- **TASK BRIEF**
Find the word "Williams" in the listing; pull out each line holding it.

[Dataset items]
--- Start ---

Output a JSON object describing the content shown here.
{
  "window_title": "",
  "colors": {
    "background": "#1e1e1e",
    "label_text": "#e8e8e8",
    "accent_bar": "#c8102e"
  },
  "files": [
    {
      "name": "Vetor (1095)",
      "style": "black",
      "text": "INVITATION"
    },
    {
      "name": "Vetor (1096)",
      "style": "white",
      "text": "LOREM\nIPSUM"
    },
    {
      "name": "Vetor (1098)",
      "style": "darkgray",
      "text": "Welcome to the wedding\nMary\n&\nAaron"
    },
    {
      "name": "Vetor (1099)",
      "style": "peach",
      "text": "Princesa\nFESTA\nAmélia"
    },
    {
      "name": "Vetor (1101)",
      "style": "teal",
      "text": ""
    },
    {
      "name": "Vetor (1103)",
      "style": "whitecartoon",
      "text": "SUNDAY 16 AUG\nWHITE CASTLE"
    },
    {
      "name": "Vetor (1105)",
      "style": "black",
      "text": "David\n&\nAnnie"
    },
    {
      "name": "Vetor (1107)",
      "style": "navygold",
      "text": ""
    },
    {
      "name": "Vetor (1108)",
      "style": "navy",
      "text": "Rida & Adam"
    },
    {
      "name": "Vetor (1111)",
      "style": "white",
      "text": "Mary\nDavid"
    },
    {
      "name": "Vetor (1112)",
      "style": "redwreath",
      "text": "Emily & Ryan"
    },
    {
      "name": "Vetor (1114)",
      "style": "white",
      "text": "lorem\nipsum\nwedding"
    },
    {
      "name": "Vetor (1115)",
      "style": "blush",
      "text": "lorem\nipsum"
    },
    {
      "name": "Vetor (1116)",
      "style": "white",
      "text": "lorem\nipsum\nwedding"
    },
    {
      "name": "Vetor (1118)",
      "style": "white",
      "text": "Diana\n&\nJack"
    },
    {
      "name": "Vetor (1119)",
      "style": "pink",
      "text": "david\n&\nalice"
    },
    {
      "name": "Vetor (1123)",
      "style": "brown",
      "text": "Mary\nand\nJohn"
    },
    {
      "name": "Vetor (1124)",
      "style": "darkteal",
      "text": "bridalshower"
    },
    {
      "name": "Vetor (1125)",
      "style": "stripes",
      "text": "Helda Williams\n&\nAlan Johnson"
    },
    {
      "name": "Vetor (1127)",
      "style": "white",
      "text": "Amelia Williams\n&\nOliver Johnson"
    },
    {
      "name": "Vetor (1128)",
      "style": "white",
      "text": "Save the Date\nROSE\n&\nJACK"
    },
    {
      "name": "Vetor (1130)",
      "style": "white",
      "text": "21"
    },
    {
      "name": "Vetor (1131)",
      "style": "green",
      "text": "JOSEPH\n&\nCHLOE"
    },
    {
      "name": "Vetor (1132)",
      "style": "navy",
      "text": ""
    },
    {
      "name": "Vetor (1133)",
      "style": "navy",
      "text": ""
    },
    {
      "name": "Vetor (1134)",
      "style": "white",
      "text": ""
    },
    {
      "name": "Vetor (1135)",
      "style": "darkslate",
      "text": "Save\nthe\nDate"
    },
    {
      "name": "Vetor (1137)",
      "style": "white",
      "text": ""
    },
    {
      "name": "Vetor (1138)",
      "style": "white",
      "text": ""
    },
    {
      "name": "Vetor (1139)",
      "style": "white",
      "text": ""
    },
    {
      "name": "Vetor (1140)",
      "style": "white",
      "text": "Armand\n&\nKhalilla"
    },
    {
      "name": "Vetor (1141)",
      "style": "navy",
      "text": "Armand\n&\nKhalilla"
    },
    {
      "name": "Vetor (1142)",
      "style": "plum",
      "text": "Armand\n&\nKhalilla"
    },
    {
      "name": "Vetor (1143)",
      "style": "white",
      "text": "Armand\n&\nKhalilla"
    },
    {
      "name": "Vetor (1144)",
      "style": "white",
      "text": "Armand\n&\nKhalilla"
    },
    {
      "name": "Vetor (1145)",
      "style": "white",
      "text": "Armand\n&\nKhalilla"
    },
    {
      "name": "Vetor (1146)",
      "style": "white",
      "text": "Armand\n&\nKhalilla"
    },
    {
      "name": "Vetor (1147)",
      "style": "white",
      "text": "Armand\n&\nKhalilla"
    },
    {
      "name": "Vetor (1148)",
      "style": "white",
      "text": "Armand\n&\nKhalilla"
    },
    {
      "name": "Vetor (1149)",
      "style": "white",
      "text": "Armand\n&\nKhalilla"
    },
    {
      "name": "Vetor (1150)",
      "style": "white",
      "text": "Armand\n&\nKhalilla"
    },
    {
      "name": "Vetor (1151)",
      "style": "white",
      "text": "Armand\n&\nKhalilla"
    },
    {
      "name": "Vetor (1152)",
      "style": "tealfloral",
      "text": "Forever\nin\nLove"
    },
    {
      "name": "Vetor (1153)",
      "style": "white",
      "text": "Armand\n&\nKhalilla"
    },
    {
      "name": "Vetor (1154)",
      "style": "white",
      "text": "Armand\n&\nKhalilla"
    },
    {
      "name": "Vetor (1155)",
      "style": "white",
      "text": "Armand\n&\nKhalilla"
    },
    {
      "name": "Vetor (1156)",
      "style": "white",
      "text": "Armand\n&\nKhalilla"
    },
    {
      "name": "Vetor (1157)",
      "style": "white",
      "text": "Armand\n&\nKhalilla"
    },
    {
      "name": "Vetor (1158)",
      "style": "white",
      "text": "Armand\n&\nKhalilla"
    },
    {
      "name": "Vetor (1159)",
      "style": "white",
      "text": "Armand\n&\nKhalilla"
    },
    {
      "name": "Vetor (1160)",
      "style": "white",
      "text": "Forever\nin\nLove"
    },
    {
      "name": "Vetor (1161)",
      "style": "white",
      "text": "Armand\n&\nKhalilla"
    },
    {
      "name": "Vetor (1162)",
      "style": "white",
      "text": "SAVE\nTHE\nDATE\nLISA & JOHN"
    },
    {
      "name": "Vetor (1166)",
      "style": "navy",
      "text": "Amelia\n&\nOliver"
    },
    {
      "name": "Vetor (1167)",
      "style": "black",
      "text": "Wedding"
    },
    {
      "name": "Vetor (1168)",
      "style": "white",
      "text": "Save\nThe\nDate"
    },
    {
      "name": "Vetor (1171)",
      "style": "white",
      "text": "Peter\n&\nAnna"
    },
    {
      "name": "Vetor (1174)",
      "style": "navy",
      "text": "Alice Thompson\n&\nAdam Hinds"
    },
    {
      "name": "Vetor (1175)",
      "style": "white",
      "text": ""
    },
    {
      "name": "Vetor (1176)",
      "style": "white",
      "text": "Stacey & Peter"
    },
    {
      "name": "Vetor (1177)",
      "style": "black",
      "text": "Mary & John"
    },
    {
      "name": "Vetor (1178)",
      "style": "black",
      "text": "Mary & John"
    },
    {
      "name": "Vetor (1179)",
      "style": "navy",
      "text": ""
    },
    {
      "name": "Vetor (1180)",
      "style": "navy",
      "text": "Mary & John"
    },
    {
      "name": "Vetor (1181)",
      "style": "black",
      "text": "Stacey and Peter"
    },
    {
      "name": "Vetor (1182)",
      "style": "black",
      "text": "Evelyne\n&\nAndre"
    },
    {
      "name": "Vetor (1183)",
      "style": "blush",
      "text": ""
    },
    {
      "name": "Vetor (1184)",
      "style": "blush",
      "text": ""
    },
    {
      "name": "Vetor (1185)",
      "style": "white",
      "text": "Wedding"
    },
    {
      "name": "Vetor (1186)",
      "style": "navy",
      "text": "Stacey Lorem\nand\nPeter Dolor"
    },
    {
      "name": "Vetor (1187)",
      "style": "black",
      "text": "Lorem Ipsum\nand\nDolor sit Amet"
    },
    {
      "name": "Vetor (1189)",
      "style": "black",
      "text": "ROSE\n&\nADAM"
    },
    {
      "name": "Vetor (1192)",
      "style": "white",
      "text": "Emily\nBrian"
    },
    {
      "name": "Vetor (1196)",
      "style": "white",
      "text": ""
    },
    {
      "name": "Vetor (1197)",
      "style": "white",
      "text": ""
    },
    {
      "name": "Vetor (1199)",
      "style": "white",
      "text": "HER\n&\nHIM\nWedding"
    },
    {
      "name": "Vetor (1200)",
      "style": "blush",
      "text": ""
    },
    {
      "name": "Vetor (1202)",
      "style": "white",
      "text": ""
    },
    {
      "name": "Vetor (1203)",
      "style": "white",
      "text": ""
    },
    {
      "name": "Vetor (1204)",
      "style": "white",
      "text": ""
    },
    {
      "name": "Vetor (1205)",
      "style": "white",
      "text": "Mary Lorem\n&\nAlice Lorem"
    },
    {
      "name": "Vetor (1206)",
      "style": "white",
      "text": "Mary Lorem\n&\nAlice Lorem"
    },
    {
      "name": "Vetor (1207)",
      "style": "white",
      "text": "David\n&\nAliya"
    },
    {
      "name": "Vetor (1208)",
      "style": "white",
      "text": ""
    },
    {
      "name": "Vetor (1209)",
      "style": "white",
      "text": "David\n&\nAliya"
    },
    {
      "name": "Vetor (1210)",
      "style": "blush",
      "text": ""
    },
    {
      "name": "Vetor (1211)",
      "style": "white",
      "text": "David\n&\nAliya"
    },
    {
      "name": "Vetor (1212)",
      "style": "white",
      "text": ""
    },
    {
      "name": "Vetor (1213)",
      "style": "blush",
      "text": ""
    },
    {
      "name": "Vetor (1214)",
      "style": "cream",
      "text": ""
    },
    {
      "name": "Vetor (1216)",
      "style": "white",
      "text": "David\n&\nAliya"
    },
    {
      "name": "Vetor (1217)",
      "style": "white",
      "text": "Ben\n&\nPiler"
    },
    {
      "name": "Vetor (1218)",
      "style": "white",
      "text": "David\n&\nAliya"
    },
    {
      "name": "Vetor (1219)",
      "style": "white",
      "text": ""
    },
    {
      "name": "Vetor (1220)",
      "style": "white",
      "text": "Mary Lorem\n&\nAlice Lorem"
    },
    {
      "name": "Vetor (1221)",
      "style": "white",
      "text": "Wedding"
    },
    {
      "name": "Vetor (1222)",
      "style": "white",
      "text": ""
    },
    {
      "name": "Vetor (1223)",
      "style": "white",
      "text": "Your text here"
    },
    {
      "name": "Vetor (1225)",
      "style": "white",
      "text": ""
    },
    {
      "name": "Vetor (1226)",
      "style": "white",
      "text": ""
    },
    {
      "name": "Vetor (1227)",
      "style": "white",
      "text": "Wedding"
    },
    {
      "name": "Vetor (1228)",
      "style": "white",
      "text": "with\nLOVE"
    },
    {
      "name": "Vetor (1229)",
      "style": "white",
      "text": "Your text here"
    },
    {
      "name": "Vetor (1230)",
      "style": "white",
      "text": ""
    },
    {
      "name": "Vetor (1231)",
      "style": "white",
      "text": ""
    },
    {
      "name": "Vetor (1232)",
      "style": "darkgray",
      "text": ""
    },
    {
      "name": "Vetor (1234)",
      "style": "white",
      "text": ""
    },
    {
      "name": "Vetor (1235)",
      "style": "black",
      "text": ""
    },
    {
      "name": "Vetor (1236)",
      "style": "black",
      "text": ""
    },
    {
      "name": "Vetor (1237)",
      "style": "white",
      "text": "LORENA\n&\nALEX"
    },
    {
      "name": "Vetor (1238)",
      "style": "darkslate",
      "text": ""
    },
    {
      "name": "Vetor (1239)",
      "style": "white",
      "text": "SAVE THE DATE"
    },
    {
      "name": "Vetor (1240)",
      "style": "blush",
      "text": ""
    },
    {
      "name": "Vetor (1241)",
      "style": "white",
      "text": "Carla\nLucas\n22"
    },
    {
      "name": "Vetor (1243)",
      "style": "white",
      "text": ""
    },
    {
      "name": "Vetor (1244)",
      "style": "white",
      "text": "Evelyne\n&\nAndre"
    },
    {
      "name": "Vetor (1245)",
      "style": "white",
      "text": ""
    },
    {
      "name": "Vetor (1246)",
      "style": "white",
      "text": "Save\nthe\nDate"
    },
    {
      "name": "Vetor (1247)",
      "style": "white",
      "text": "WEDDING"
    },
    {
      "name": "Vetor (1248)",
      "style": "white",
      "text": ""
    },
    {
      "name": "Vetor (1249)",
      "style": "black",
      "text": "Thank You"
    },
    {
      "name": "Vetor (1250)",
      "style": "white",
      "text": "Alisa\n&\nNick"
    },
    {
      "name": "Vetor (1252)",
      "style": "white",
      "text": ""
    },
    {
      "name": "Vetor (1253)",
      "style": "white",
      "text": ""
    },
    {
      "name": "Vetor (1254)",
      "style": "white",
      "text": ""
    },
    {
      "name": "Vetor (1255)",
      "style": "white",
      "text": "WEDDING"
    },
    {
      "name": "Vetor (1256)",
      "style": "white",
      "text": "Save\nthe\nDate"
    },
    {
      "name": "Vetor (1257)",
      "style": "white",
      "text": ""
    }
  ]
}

--- End ---

- **THE COMPLETED TASK**
      "text": "Helda Williams\n&\nAlan Johnson"
      "text": "Amelia Williams\n&\nOliver Johnson"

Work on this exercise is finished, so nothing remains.